_Record extracts_
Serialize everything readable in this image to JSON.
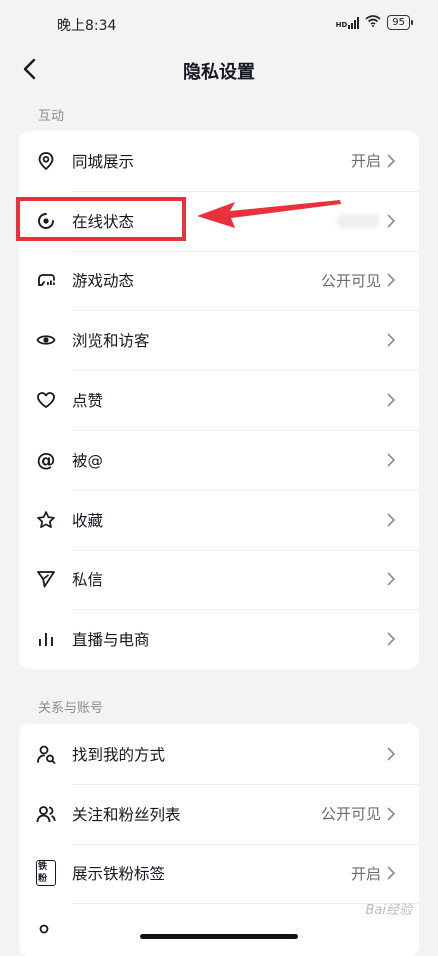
{
  "status_bar": {
    "time": "晚上8:34",
    "hd": "HD",
    "battery": "95"
  },
  "header": {
    "title": "隐私设置"
  },
  "sections": [
    {
      "label": "互动",
      "items": [
        {
          "label": "同城展示",
          "value": "开启",
          "icon": "location-pin-icon"
        },
        {
          "label": "在线状态",
          "value": "",
          "icon": "online-status-icon"
        },
        {
          "label": "游戏动态",
          "value": "公开可见",
          "icon": "game-controller-icon"
        },
        {
          "label": "浏览和访客",
          "value": "",
          "icon": "eye-icon"
        },
        {
          "label": "点赞",
          "value": "",
          "icon": "heart-icon"
        },
        {
          "label": "被@",
          "value": "",
          "icon": "at-icon"
        },
        {
          "label": "收藏",
          "value": "",
          "icon": "star-icon"
        },
        {
          "label": "私信",
          "value": "",
          "icon": "send-icon"
        },
        {
          "label": "直播与电商",
          "value": "",
          "icon": "bars-icon"
        }
      ]
    },
    {
      "label": "关系与账号",
      "items": [
        {
          "label": "找到我的方式",
          "value": "",
          "icon": "find-user-icon"
        },
        {
          "label": "关注和粉丝列表",
          "value": "公开可见",
          "icon": "users-icon"
        },
        {
          "label": "展示铁粉标签",
          "value": "开启",
          "icon": "fan-badge-icon",
          "badge_text": "铁粉"
        }
      ]
    }
  ],
  "annotation": {
    "highlight_color": "#e8313a"
  },
  "watermark": "Bai经验",
  "colors": {
    "background": "#f3f3f3",
    "card": "#ffffff",
    "text": "#161823",
    "secondary": "#6b6c72",
    "accent_red": "#e8313a"
  }
}
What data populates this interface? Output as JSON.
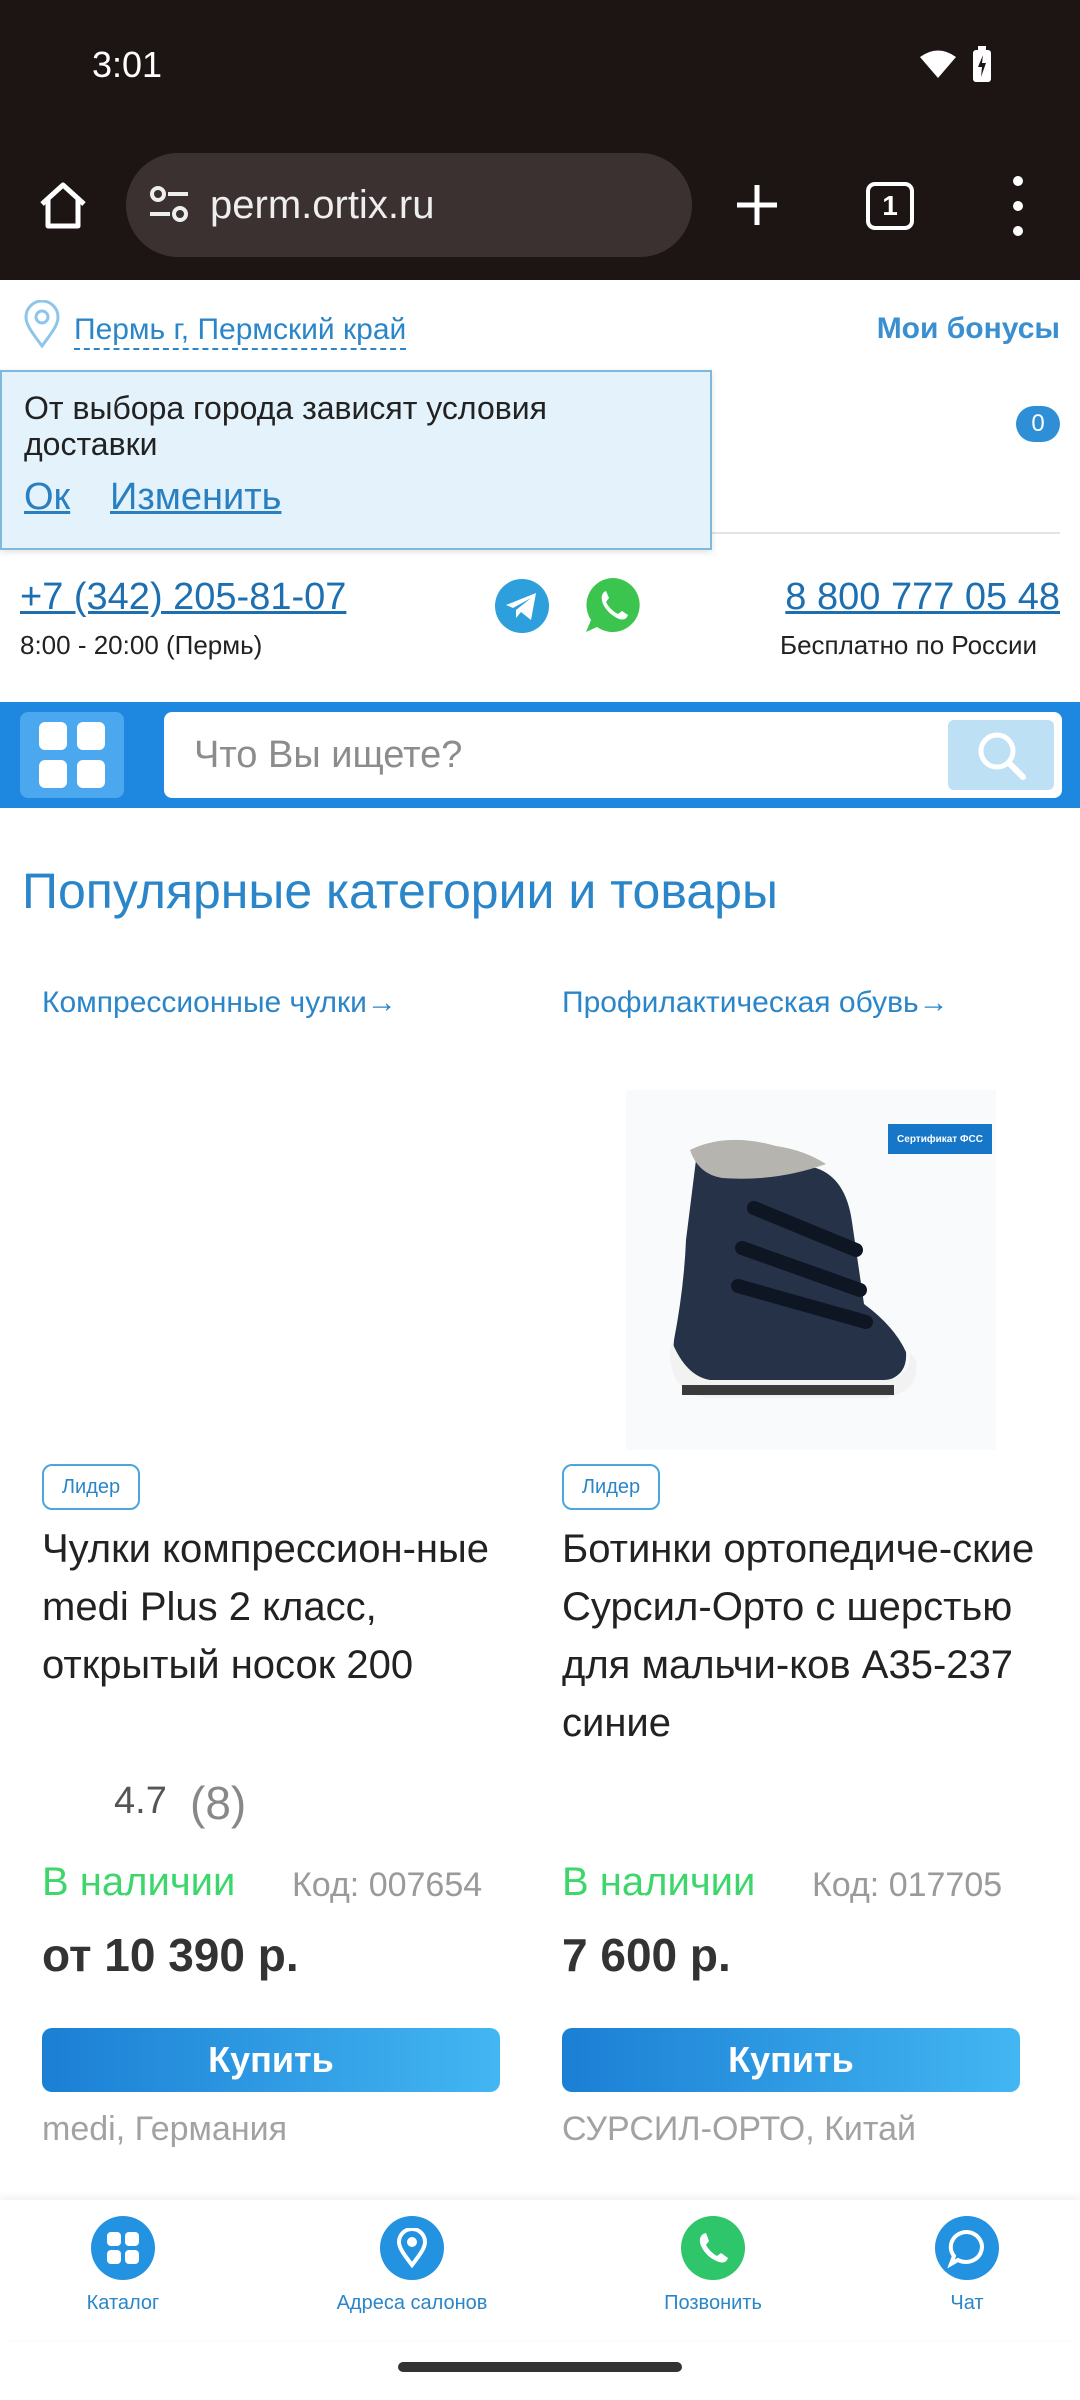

_Given exercise_
Pull out the lines above in which the word "JSON" appears.

_Response to the task_
Serialize everything readable in this image to JSON.
What data populates this interface? Output as JSON.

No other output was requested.